--- Record set ---
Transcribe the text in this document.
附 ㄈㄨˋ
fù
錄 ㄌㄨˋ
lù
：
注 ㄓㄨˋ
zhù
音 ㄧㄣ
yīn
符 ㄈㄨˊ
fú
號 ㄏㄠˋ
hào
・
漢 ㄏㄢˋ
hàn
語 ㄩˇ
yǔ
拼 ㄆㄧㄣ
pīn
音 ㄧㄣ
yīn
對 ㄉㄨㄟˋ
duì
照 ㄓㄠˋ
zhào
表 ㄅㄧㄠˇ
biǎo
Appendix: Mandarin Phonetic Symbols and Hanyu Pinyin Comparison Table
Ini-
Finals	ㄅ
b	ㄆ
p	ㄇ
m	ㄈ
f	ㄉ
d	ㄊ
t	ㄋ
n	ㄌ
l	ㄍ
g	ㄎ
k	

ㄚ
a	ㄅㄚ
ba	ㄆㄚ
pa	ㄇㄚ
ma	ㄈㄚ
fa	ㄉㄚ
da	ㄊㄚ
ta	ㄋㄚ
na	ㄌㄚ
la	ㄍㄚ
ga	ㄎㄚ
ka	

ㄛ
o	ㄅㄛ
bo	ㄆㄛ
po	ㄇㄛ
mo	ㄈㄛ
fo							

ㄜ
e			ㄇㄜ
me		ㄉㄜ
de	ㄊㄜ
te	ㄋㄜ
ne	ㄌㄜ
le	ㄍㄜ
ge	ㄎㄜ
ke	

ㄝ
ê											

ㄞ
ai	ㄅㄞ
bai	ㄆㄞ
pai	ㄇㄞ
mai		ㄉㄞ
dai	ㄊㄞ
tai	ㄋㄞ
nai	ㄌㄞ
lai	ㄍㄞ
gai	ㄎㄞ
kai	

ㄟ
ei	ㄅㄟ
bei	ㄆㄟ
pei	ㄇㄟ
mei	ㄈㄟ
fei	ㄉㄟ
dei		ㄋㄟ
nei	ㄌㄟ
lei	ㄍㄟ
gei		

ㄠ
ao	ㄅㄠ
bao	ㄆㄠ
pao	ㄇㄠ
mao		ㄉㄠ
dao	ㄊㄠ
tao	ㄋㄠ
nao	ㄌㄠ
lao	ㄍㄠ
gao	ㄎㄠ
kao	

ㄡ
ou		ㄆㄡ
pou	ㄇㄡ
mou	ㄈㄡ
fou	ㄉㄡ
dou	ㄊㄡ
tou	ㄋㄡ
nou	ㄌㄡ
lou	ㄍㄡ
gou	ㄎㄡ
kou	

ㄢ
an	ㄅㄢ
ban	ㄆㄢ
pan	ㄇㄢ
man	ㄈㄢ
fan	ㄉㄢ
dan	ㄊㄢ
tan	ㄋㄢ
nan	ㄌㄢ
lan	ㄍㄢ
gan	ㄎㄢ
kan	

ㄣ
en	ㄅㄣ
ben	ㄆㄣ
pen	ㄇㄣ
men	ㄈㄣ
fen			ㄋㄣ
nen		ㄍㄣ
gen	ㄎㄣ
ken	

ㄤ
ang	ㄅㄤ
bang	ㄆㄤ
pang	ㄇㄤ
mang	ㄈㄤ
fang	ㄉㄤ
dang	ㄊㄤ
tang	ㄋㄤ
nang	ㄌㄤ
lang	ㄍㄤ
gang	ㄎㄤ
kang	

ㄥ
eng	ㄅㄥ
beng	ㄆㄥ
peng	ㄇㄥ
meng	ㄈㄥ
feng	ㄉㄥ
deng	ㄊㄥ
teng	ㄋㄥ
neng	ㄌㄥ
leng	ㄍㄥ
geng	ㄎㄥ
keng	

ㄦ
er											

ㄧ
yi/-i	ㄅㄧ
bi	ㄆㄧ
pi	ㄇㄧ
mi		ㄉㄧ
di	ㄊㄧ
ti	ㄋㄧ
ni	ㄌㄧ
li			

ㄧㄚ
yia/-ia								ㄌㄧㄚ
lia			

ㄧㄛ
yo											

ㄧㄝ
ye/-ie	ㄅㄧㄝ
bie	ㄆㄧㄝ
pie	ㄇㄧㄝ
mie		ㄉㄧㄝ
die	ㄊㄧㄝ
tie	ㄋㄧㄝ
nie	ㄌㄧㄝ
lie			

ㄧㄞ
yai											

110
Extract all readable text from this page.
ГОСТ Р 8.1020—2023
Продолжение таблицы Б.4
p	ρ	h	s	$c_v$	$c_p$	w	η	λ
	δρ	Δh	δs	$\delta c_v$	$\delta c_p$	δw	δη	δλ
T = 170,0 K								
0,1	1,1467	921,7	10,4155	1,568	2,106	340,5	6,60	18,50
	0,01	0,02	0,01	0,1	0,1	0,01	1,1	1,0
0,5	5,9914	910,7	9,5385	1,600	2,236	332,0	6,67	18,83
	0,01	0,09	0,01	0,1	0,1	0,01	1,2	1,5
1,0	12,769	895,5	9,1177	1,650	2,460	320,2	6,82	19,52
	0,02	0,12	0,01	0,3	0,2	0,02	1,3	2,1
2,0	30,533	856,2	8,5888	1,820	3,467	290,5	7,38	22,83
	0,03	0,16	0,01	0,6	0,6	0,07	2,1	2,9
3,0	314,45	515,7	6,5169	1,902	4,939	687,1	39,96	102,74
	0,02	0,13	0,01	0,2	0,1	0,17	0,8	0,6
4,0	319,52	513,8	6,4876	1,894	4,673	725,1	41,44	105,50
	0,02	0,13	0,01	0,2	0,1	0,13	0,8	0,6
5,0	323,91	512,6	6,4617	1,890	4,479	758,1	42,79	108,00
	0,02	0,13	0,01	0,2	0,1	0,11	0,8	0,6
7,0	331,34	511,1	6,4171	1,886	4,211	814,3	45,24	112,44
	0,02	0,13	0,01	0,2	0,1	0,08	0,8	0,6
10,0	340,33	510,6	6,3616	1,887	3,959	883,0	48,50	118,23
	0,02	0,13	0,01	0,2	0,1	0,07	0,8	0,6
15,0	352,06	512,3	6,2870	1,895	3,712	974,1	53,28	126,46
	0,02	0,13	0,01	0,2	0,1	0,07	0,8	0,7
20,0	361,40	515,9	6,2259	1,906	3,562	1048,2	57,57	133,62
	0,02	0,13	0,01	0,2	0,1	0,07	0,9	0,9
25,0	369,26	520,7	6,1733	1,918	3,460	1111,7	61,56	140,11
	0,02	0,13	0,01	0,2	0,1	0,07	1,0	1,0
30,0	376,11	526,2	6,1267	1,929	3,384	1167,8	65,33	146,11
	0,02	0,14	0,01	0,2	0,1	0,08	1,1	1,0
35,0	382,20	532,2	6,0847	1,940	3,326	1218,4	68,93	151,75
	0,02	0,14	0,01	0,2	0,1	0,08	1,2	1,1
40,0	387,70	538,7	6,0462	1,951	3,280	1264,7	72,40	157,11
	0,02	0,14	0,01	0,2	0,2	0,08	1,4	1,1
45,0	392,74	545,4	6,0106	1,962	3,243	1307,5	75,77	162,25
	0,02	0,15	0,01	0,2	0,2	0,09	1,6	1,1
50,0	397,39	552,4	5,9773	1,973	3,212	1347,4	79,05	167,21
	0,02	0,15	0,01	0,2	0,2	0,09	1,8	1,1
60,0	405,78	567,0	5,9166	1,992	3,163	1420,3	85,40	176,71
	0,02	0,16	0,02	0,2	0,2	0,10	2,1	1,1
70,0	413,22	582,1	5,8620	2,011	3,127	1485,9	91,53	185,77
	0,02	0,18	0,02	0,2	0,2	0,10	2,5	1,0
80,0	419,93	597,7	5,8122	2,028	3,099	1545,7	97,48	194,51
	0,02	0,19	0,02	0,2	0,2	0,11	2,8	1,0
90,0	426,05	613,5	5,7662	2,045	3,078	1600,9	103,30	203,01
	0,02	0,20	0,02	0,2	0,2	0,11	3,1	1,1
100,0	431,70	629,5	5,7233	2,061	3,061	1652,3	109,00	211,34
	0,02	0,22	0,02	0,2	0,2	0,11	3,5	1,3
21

--- Task to complete ---
Filter the listing for the word "text" and copy every line that holds it.

--- Exercise result ---
Transcribe the text in this document.
Extract all readable text from this page.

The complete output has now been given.